* **Selected text**
*-*-*
I took Medieval French – two commands each with 7 Kn(S) plus some bowmen  and Hordes, and a foot command with Ax(X) Brigans, more bows (the Reg Bw(O) crossbowmen) and half a dozen psiloi.  Break points were 6, 6, 7.5

In the first round I faced my regular doubles partner Russ King, who had a Romanian Frankish army very similar to mine.  Not much terrain, and the most impressive action consisted of wild melees between masses of knights.  I gained an advantage here largely by having a partial second line to plug gaps and overlap pursuing enemies.  The most important fighting, though, was between my Brigans and the Greek Ax(O); the Brigans’ extra factor was decisive and the Ax(O) fell in heaps, breaking a Romanian command.  A few more knight combats with turned flanks saw a second command go and I won 10-0.

My second opponent was Ian Pudney, an experienced and careful player with Late Romans.  He fielded, from left to right, some Ax(S) and a few legionaries, with supporting psiloi, plus light horse; a Gothic ally with Wb(S) general and 19 Wb(O), a Roman sub-general with some more Wb(O), assorted mounted troops and a couple of bolt-shooters, and an Arab mini-ally of 2 LH(O) and 2 LH(I).  I hid psiloi in ambush in a large wood on my right flank, with the knights in the centre and on the left; my extreme left was held by Bw(I).

Ian’s opening PIPs were 1, 1, 1, 6 – two unreliable allies meant that he couldn’t do much, but he shaped to get auxilia into my Inferior Bowmen.  Then my opening PIPs were 1, 1, 1 and I couldn’t move the infantry command – in fact that command scored 1 in each of the first three turns, and as the Kn(S) general needed to be held back the infantry didn’t move at all.  The lines of Kn(S) trundled forward, though.  Ian’s Arab ally soon joined in and tried to outflank my right, but was deterred by spotting my psiloi in ambush.

The knights crashed into the Goths, making them reliable, and into the Romans’ own warbands.  The Duke of Bourbon (a sub-general) rode down the Gothic general, who didn’t have full supporting ranks, and then two more elements; a few more successes for the loss of a couple of knight elements broke the Goths.  Meanwhile the Roman Auxilia, only one deep, attacked my Bw(I) and were beaten off, killing only two elements.  My infantry finally moved and the Brigans attacked Wb(O) in support of the knights – with great success.  The warband tumbled, breaking a Roman command to give the French another 10-0 win.

This set up a top-table clash with the redoubtable Don McHugh’s Daylami.  I invaded, which was bad news as Don was able to place lots of rough going to shelter his numerous Ax(S), while light horse moved to outflank my advancing lines of knights.  There was also a strong wind handicapping my bowmen.  Nothing daunted, the gens d’armes thundered forward and beat off the flanking light horse, destroying three elements without loss.  The King and some of his knights rode across from the centre to my left flank to help the Count of Artois’s infantry command which was threatened by Fast Blade swordsmen.  The swordsmen sprang a psiloi ambush in an area of rough going, and the psiloi fought well, killing several Blade elements; the King and Artois both charged in and got some more.  Artois was then flanked and killed, but his command held and the Daylami command broke.  However, the King’s knights in the centre were in trouble; two of them rode down Auxilia but pursued into an orchard where they were (eventually) destroyed, while others attacked cavalry and, fairly unluckily, were also beaten.  The resultant shortage of knights in the centre emboldened some Ax(S) to leave their rough going and attack the King’s crossbowmen, killing two which broke my C-in-C’s command.  Bad news, but on my right Bourbon again swept all before him and broke a small light horse command, though losing several knight elements in the process.
*-*-*
* **Task brief**
Continue the wargame report on the Medieval French army from where it stops.

(Layout element entries)
*-*-*
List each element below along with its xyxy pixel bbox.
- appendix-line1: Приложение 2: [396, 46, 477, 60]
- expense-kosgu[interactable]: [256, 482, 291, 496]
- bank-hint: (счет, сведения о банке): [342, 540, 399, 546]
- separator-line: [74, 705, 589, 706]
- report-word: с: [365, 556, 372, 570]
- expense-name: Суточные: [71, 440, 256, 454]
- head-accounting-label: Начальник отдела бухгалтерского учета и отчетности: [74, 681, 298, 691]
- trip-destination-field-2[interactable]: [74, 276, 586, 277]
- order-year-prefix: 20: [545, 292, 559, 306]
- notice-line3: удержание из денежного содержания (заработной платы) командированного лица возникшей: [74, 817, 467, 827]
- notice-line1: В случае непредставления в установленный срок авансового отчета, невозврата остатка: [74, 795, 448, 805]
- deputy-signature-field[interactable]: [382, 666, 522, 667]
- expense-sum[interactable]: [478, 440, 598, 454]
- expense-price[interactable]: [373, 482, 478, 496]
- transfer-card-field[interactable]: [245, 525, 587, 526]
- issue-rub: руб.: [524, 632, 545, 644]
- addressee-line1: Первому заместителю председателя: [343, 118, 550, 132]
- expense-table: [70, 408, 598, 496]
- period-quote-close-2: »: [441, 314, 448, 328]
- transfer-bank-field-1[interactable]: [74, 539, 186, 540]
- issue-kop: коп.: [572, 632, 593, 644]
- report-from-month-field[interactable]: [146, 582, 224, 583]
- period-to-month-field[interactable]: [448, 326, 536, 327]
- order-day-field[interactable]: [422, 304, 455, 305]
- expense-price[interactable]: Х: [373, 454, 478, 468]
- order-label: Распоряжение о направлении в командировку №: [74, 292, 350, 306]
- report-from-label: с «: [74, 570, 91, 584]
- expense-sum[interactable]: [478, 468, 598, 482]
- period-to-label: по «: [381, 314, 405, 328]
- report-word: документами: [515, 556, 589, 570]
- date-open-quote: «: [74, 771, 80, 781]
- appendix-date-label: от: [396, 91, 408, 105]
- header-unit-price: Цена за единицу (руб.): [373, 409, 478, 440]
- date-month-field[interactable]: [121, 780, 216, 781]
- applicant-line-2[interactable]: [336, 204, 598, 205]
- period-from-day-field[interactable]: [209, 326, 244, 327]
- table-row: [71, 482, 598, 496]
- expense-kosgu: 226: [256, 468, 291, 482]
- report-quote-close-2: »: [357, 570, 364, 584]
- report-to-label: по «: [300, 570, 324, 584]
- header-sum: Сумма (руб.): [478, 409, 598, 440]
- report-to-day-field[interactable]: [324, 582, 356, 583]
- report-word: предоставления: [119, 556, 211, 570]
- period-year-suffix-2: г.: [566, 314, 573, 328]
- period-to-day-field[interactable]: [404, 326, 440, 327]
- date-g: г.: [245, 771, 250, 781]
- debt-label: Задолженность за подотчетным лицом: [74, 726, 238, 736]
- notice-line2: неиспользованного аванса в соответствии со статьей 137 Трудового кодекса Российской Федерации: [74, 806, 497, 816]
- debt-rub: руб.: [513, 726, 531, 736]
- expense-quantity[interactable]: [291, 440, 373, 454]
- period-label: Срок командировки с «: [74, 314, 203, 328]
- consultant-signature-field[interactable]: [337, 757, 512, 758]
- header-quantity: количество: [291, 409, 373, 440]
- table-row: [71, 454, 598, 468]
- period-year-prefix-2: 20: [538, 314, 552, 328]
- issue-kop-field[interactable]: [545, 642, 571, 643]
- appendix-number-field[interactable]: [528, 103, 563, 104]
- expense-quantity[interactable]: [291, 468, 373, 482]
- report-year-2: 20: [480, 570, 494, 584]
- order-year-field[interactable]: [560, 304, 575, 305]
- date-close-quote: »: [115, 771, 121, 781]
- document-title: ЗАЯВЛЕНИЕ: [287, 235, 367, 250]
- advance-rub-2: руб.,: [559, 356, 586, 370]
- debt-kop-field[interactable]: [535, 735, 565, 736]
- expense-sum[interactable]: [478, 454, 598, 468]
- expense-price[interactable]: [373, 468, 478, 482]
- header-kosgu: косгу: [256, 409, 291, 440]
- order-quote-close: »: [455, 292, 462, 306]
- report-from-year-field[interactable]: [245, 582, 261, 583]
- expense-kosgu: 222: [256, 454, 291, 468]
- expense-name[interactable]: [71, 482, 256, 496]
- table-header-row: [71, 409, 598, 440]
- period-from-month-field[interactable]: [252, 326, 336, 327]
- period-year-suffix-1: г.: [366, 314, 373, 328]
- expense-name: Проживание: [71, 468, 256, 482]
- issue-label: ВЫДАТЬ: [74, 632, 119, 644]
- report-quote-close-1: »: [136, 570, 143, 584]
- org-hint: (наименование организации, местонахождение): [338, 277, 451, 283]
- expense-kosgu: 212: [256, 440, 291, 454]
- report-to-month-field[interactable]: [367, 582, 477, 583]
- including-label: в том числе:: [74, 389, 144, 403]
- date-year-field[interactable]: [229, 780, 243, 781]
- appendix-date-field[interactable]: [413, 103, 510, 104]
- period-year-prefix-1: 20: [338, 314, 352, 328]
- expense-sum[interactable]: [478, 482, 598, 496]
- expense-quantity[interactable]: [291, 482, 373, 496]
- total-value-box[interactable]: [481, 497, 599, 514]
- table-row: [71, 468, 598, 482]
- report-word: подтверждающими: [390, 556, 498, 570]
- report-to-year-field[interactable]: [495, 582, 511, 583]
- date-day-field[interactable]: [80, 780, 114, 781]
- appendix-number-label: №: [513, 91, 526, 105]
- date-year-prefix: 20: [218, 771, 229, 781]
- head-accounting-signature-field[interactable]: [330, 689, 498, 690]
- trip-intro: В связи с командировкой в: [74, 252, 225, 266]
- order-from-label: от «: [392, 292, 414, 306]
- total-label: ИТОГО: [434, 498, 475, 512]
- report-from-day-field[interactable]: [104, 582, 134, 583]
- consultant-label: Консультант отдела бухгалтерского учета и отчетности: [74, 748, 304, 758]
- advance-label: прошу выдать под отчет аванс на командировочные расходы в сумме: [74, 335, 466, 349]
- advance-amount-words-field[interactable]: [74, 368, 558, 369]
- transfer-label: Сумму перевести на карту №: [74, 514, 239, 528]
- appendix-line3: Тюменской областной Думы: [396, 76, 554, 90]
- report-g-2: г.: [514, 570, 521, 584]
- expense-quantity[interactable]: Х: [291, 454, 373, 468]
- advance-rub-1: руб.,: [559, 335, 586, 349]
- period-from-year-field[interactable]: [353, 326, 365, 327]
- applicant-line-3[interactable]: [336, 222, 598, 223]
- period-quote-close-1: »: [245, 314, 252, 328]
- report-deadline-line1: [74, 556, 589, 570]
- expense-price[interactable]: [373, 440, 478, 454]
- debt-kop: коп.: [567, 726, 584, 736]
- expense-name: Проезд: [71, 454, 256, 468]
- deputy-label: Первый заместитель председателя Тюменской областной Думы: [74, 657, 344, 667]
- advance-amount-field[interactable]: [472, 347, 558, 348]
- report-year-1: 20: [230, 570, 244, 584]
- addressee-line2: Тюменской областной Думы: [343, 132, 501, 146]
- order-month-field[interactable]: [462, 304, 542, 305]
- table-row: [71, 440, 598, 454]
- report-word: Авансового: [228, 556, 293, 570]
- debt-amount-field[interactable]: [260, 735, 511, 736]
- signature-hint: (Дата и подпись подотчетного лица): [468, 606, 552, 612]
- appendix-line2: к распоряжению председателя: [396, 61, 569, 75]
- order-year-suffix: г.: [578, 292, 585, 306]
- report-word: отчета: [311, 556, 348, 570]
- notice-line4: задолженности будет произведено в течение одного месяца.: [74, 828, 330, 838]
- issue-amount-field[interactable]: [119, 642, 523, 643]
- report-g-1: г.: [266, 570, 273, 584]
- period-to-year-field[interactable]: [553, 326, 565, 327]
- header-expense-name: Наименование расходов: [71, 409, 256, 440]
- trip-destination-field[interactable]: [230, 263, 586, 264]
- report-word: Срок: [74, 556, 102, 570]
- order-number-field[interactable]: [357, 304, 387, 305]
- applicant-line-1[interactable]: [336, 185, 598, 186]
*-*-*
* **Answer to this task**
A great, thrill-packed game which timed out at this point, with Don’s army two elements from breaking.  It ended 6-4 to him.

Gavin Pearson’s Picts (the Barbarian Conspiracy of 367 AD) were another tough opponent who loved rough going; they didn’t get much of it, but there was a large area in my centre which I defended with Brigans and crossbowmen while more bows, psiloi and Artois held the right and the knights charged on the left.  A mass of Pictish infantry attacked in the centre and were initially beaten off with loss (concentrated shooting bagged three Ax(S) Attecotti elements), while Artois and his light troops killed a lot of outflanking light horse.  My main attack, however, was disastrous.  Bourbon’s knights failed badly, killing only a couple of Ax(X) spearmen and going down mainly to LH(O), and the King’s knights fared no better against Saxon warbands.  Pictish losses in the centre brought their C-in-C’s command to within half an element of breaking, but too many knights had died and the destruction of the King’s crossbowmen again broke his command.  A disappointing 0-10 defeat, but well played by Gavin who won the competition for the second year running.


ATTACK! 18/19 July 2009

Russ King and I took Patrician Romans to Devizes; we’ve never used this very popular army before and wanted to try it out with the new DBMM army list.  Two Roman commands each had a mix of LH(S), Kn(F), Ax(S) and Ps, a third Roman command had Bd(O), Ax(S), Ps, a couple of LH(O) and two Art(O), and a Frankish ally had 20 Wb, front rank S and the rest O.  Each command had 20 elements, and the Roman commands each broke at 6.5 losses.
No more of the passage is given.